*Written instruction*: Copy every record below, exactly as written.

*Items*:

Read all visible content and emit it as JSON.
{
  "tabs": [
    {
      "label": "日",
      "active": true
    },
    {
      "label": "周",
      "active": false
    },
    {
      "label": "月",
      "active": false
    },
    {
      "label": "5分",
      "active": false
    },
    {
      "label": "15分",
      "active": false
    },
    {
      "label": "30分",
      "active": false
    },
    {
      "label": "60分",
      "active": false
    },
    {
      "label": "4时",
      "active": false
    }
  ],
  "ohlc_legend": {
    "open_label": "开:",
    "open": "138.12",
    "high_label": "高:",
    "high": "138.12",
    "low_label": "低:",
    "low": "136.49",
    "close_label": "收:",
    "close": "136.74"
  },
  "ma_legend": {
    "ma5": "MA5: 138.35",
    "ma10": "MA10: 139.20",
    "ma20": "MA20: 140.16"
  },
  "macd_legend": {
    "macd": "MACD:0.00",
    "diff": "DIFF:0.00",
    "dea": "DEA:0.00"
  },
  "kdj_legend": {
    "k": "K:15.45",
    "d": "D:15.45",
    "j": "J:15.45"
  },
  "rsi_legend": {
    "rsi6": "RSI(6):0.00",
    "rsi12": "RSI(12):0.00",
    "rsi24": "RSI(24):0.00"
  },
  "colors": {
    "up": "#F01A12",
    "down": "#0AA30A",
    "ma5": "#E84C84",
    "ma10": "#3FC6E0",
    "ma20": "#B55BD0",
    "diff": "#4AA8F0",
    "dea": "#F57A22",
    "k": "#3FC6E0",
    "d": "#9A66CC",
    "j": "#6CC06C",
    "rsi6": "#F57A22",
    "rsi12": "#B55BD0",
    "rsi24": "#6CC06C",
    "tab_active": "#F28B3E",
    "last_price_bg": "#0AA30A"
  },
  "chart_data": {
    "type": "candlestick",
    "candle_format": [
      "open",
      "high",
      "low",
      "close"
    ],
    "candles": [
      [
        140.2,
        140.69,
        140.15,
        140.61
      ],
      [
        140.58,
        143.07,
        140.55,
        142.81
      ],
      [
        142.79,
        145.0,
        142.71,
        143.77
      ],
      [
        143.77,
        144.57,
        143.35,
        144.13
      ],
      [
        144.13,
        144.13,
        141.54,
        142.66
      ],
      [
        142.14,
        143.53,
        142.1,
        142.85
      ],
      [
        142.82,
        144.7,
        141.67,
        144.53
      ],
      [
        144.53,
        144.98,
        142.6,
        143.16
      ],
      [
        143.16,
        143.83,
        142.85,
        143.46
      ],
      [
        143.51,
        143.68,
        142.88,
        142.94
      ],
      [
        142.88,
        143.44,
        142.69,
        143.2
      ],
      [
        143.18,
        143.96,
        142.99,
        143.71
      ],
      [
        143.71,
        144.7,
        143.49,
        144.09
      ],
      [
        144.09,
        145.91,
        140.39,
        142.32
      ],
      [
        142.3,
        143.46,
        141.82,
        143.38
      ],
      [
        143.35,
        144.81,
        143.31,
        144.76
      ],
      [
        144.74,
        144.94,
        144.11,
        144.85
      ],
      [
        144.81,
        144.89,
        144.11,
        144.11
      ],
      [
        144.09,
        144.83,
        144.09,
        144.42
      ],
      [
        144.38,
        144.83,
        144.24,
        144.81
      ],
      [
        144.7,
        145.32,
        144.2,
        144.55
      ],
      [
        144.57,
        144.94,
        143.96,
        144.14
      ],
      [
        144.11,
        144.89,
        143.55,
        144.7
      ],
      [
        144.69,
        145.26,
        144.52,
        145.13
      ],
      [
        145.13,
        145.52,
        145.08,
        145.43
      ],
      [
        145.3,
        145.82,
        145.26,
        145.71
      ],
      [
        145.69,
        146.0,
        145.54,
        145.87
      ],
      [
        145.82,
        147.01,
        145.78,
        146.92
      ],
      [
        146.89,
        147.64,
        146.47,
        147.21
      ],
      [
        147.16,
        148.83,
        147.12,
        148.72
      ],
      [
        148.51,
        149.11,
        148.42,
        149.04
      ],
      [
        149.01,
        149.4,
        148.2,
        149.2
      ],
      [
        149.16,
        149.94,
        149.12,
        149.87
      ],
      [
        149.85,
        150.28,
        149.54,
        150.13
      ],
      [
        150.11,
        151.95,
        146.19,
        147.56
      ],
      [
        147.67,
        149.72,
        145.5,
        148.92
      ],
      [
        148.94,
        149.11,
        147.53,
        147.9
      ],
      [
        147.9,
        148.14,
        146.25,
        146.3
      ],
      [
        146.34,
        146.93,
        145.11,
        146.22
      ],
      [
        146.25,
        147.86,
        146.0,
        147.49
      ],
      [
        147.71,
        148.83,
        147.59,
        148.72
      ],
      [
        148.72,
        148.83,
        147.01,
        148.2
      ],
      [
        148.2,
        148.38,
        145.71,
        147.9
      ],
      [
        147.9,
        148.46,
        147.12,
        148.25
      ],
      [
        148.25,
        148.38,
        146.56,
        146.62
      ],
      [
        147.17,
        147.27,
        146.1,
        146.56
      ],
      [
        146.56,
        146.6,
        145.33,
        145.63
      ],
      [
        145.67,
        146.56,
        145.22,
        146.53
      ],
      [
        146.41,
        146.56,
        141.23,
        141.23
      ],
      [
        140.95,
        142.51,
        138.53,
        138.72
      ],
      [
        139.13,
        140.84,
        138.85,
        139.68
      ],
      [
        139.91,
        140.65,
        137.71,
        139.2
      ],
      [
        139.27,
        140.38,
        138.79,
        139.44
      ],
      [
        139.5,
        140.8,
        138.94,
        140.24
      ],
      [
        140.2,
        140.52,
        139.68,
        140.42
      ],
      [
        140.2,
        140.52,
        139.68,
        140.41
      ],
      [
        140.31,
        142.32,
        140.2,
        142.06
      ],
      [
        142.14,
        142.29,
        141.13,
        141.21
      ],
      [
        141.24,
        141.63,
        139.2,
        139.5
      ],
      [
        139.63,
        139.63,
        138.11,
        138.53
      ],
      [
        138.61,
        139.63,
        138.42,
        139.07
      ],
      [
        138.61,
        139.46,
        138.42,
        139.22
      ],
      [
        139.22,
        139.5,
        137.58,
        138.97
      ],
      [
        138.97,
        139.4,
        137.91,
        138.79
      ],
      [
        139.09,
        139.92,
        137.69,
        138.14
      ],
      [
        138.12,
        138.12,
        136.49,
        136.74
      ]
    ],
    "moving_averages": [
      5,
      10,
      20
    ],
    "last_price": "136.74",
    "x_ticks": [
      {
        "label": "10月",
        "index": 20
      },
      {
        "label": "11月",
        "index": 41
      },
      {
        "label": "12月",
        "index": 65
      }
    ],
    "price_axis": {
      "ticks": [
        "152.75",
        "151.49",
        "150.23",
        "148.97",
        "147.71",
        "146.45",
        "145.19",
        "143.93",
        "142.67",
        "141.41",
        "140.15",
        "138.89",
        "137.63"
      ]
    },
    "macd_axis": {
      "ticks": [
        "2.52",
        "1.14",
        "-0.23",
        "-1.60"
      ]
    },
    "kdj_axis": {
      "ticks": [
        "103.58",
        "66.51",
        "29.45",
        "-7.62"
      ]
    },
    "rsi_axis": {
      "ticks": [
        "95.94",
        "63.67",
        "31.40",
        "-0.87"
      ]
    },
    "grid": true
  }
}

*Problem solution*:
Read all visible content and emit it as JSON.
{
  "tabs": [
    {
      "label": "日",
      "active": true
    },
    {
      "label": "周",
      "active": false
    },
    {
      "label": "月",
      "active": false
    },
    {
      "label": "5分",
      "active": false
    },
    {
      "label": "15分",
      "active": false
    },
    {
      "label": "30分",
      "active": false
    },
    {
      "label": "60分",
      "active": false
    },
    {
      "label": "4时",
      "active": false
    }
  ],
  "ohlc_legend": {
    "open_label": "开:",
    "open": "138.12",
    "high_label": "高:",
    "high": "138.12",
    "low_label": "低:",
    "low": "136.49",
    "close_label": "收:",
    "close": "136.74"
  },
  "ma_legend": {
    "ma5": "MA5: 138.35",
    "ma10": "MA10: 139.20",
    "ma20": "MA20: 140.16"
  },
  "macd_legend": {
    "macd": "MACD:0.00",
    "diff": "DIFF:0.00",
    "dea": "DEA:0.00"
  },
  "kdj_legend": {
    "k": "K:15.45",
    "d": "D:15.45",
    "j": "J:15.45"
  },
  "rsi_legend": {
    "rsi6": "RSI(6):0.00",
    "rsi12": "RSI(12):0.00",
    "rsi24": "RSI(24):0.00"
  },
  "colors": {
    "up": "#F01A12",
    "down": "#0AA30A",
    "ma5": "#E84C84",
    "ma10": "#3FC6E0",
    "ma20": "#B55BD0",
    "diff": "#4AA8F0",
    "dea": "#F57A22",
    "k": "#3FC6E0",
    "d": "#9A66CC",
    "j": "#6CC06C",
    "rsi6": "#F57A22",
    "rsi12": "#B55BD0",
    "rsi24": "#6CC06C",
    "tab_active": "#F28B3E",
    "last_price_bg": "#0AA30A"
  },
  "chart_data": {
    "type": "candlestick",
    "candle_format": [
      "open",
      "high",
      "low",
      "close"
    ],
    "candles": [
      [
        140.2,
        140.69,
        140.15,
        140.61
      ],
      [
        140.58,
        143.07,
        140.55,
        142.81
      ],
      [
        142.79,
        145.0,
        142.71,
        143.77
      ],
      [
        143.77,
        144.57,
        143.35,
        144.13
      ],
      [
        144.13,
        144.13,
        141.54,
        142.66
      ],
      [
        142.14,
        143.53,
        142.1,
        142.85
      ],
      [
        142.82,
        144.7,
        141.67,
        144.53
      ],
      [
        144.53,
        144.98,
        142.6,
        143.16
      ],
      [
        143.16,
        143.83,
        142.85,
        143.46
      ],
      [
        143.51,
        143.68,
        142.88,
        142.94
      ],
      [
        142.88,
        143.44,
        142.69,
        143.2
      ],
      [
        143.18,
        143.96,
        142.99,
        143.71
      ],
      [
        143.71,
        144.7,
        143.49,
        144.09
      ],
      [
        144.09,
        145.91,
        140.39,
        142.32
      ],
      [
        142.3,
        143.46,
        141.82,
        143.38
      ],
      [
        143.35,
        144.81,
        143.31,
        144.76
      ],
      [
        144.74,
        144.94,
        144.11,
        144.85
      ],
      [
        144.81,
        144.89,
        144.11,
        144.11
      ],
      [
        144.09,
        144.83,
        144.09,
        144.42
      ],
      [
        144.38,
        144.83,
        144.24,
        144.81
      ],
      [
        144.7,
        145.32,
        144.2,
        144.55
      ],
      [
        144.57,
        144.94,
        143.96,
        144.14
      ],
      [
        144.11,
        144.89,
        143.55,
        144.7
      ],
      [
        144.69,
        145.26,
        144.52,
        145.13
      ],
      [
        145.13,
        145.52,
        145.08,
        145.43
      ],
      [
        145.3,
        145.82,
        145.26,
        145.71
      ],
      [
        145.69,
        146.0,
        145.54,
        145.87
      ],
      [
        145.82,
        147.01,
        145.78,
        146.92
      ],
      [
        146.89,
        147.64,
        146.47,
        147.21
      ],
      [
        147.16,
        148.83,
        147.12,
        148.72
      ],
      [
        148.51,
        149.11,
        148.42,
        149.04
      ],
      [
        149.01,
        149.4,
        148.2,
        149.2
      ],
      [
        149.16,
        149.94,
        149.12,
        149.87
      ],
      [
        149.85,
        150.28,
        149.54,
        150.13
      ],
      [
        150.11,
        151.95,
        146.19,
        147.56
      ],
      [
        147.67,
        149.72,
        145.5,
        148.92
      ],
      [
        148.94,
        149.11,
        147.53,
        147.9
      ],
      [
        147.9,
        148.14,
        146.25,
        146.3
      ],
      [
        146.34,
        146.93,
        145.11,
        146.22
      ],
      [
        146.25,
        147.86,
        146.0,
        147.49
      ],
      [
        147.71,
        148.83,
        147.59,
        148.72
      ],
      [
        148.72,
        148.83,
        147.01,
        148.2
      ],
      [
        148.2,
        148.38,
        145.71,
        147.9
      ],
      [
        147.9,
        148.46,
        147.12,
        148.25
      ],
      [
        148.25,
        148.38,
        146.56,
        146.62
      ],
      [
        147.17,
        147.27,
        146.1,
        146.56
      ],
      [
        146.56,
        146.6,
        145.33,
        145.63
      ],
      [
        145.67,
        146.56,
        145.22,
        146.53
      ],
      [
        146.41,
        146.56,
        141.23,
        141.23
      ],
      [
        140.95,
        142.51,
        138.53,
        138.72
      ],
      [
        139.13,
        140.84,
        138.85,
        139.68
      ],
      [
        139.91,
        140.65,
        137.71,
        139.2
      ],
      [
        139.27,
        140.38,
        138.79,
        139.44
      ],
      [
        139.5,
        140.8,
        138.94,
        140.24
      ],
      [
        140.2,
        140.52,
        139.68,
        140.42
      ],
      [
        140.2,
        140.52,
        139.68,
        140.41
      ],
      [
        140.31,
        142.32,
        140.2,
        142.06
      ],
      [
        142.14,
        142.29,
        141.13,
        141.21
      ],
      [
        141.24,
        141.63,
        139.2,
        139.5
      ],
      [
        139.63,
        139.63,
        138.11,
        138.53
      ],
      [
        138.61,
        139.63,
        138.42,
        139.07
      ],
      [
        138.61,
        139.46,
        138.42,
        139.22
      ],
      [
        139.22,
        139.5,
        137.58,
        138.97
      ],
      [
        138.97,
        139.4,
        137.91,
        138.79
      ],
      [
        139.09,
        139.92,
        137.69,
        138.14
      ],
      [
        138.12,
        138.12,
        136.49,
        136.74
      ]
    ],
    "moving_averages": [
      5,
      10,
      20
    ],
    "last_price": "136.74",
    "x_ticks": [
      {
        "label": "10月",
        "index": 20
      },
      {
        "label": "11月",
        "index": 41
      },
      {
        "label": "12月",
        "index": 65
      }
    ],
    "price_axis": {
      "ticks": [
        "152.75",
        "151.49",
        "150.23",
        "148.97",
        "147.71",
        "146.45",
        "145.19",
        "143.93",
        "142.67",
        "141.41",
        "140.15",
        "138.89",
        "137.63"
      ]
    },
    "macd_axis": {
      "ticks": [
        "2.52",
        "1.14",
        "-0.23",
        "-1.60"
      ]
    },
    "kdj_axis": {
      "ticks": [
        "103.58",
        "66.51",
        "29.45",
        "-7.62"
      ]
    },
    "rsi_axis": {
      "ticks": [
        "95.94",
        "63.67",
        "31.40",
        "-0.87"
      ]
    },
    "grid": true
  }
}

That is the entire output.